Records:
────
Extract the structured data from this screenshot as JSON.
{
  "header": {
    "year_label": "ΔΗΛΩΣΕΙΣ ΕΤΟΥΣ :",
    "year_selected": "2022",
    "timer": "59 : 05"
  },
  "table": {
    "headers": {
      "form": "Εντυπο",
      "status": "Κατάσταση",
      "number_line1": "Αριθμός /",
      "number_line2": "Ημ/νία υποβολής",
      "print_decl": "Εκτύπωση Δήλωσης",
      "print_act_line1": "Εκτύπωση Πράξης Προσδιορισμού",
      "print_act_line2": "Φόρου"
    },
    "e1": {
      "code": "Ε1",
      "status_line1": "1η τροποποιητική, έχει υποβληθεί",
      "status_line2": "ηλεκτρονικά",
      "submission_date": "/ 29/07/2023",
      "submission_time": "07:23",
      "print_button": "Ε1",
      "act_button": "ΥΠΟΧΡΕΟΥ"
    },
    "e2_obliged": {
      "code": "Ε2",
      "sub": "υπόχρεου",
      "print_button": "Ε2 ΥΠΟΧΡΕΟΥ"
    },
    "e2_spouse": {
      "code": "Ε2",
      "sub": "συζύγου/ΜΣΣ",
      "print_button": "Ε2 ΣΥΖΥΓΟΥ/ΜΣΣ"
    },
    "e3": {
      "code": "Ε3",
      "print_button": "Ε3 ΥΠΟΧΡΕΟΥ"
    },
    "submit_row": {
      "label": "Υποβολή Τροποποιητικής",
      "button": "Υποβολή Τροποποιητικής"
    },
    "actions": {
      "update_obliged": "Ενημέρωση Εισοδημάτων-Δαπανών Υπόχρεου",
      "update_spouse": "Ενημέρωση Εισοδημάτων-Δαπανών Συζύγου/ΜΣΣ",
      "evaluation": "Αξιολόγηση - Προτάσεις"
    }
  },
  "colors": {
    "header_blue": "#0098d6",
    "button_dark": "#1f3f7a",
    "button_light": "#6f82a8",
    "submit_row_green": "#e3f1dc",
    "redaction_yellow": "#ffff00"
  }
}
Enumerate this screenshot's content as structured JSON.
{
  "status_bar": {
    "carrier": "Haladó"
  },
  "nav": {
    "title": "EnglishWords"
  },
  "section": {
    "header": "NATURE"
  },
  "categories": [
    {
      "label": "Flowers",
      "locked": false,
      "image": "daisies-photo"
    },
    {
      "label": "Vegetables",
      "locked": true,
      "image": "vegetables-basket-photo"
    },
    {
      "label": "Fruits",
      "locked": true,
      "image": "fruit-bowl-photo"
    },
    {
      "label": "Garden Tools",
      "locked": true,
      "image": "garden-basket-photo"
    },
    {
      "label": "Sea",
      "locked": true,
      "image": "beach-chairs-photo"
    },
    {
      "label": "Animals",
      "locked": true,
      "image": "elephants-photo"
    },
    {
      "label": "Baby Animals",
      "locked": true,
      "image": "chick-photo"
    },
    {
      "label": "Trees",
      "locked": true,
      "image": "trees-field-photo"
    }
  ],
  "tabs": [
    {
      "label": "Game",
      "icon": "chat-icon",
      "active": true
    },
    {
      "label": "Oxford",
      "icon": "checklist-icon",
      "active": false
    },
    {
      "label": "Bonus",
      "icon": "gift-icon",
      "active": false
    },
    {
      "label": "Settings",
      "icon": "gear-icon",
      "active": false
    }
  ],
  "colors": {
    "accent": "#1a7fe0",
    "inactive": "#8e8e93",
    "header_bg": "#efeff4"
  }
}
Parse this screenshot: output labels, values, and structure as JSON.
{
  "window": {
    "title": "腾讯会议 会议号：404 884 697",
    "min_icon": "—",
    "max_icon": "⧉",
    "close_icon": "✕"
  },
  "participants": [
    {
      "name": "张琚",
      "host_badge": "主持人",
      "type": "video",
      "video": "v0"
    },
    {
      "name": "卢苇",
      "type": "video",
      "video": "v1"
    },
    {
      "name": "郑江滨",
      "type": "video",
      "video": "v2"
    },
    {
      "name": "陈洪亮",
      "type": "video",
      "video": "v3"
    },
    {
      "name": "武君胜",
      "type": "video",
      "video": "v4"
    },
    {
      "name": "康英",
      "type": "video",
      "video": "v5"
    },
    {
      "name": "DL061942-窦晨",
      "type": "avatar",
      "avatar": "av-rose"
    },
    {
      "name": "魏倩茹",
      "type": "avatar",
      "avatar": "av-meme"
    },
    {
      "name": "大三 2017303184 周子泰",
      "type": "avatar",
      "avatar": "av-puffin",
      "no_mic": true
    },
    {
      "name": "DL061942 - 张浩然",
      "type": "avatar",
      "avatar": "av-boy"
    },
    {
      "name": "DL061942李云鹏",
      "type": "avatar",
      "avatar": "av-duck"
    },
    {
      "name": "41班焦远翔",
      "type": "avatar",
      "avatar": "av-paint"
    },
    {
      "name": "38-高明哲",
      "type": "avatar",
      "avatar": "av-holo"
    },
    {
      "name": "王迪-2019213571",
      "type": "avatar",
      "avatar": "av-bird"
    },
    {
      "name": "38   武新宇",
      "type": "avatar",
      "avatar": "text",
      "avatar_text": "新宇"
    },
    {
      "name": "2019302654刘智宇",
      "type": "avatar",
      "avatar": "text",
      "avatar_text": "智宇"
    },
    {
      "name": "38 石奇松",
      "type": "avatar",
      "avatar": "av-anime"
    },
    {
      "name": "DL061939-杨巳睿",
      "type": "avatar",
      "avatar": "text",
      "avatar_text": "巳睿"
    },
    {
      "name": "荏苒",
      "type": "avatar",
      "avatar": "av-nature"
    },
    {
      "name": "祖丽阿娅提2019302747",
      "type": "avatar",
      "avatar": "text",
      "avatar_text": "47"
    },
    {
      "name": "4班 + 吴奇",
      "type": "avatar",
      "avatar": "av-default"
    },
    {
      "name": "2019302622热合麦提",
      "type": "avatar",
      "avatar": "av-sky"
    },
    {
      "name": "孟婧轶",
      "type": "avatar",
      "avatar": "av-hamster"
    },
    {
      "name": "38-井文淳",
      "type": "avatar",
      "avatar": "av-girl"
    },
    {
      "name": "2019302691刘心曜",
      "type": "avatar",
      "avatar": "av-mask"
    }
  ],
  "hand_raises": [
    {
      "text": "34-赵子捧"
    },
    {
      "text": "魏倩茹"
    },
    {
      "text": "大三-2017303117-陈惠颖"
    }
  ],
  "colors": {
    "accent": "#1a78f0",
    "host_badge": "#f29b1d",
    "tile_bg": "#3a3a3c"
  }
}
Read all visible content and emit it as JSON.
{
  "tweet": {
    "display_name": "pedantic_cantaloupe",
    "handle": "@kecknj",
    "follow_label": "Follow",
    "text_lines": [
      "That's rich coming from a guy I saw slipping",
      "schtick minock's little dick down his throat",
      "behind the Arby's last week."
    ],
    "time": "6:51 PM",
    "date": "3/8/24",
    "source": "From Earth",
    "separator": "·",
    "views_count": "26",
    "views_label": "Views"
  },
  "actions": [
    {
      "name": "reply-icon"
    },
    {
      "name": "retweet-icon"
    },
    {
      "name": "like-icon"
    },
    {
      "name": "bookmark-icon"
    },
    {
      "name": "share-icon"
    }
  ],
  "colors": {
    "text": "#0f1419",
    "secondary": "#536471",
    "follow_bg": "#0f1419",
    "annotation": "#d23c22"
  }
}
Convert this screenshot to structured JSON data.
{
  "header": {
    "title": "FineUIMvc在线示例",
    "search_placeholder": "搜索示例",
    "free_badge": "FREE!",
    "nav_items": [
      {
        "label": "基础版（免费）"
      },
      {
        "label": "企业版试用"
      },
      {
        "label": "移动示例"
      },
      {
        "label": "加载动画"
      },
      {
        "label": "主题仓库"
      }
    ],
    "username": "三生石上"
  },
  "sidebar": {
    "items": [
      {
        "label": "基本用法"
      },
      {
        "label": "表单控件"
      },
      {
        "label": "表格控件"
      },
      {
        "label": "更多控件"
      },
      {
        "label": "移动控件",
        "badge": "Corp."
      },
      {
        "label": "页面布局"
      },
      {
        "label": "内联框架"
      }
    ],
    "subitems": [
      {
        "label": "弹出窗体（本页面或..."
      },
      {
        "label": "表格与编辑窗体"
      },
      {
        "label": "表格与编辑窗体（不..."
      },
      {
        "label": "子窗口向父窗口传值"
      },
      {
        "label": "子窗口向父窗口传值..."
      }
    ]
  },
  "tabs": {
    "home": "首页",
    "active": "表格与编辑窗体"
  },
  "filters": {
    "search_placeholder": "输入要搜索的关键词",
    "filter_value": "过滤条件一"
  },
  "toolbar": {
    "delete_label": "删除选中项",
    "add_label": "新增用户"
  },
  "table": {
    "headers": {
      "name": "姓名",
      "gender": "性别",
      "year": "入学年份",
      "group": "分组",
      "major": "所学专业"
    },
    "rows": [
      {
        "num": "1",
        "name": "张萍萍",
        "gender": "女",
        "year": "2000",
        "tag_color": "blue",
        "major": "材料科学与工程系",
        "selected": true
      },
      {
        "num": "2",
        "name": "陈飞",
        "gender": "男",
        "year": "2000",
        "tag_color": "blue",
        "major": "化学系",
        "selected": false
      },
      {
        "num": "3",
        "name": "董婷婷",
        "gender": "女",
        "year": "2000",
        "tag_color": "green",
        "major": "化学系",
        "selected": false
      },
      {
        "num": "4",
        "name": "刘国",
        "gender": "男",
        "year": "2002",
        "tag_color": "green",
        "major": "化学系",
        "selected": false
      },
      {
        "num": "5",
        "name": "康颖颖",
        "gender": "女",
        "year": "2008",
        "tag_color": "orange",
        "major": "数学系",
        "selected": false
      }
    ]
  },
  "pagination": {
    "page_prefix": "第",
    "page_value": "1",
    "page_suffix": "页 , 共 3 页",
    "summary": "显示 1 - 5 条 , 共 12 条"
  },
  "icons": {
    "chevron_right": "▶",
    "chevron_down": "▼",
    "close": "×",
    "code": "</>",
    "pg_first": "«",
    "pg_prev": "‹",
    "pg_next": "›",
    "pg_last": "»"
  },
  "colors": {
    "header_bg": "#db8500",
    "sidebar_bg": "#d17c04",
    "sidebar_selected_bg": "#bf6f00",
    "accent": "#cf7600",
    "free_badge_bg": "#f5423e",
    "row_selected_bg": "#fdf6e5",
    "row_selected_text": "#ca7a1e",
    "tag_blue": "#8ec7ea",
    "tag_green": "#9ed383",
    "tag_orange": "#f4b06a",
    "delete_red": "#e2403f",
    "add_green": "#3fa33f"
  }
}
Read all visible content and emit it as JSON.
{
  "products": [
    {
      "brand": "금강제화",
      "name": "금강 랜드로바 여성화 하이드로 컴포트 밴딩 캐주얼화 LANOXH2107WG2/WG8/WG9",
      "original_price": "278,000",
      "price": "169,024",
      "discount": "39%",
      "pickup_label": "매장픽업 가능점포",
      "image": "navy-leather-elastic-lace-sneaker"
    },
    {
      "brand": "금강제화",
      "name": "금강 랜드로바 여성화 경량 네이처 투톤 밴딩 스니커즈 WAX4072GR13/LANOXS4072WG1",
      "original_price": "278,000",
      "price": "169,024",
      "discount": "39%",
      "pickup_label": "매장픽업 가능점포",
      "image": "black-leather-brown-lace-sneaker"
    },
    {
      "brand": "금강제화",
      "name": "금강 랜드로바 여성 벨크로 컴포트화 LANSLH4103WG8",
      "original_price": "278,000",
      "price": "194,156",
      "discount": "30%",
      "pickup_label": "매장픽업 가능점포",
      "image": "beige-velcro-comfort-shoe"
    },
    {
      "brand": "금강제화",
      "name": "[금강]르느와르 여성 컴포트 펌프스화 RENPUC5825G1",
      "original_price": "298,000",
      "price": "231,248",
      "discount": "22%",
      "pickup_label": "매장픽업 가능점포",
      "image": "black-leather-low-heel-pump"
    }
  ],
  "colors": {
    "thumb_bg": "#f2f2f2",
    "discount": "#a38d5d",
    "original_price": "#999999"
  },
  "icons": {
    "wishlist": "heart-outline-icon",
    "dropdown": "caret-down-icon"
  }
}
────
== Exercise prompt ==
Show each line of the data that contains the string "screenshot".

== Task answer ==
Extract the structured data from this screenshot as JSON.
Enumerate this screenshot's content as structured JSON.
Parse this screenshot: output labels, values, and structure as JSON.
Convert this screenshot to structured JSON data.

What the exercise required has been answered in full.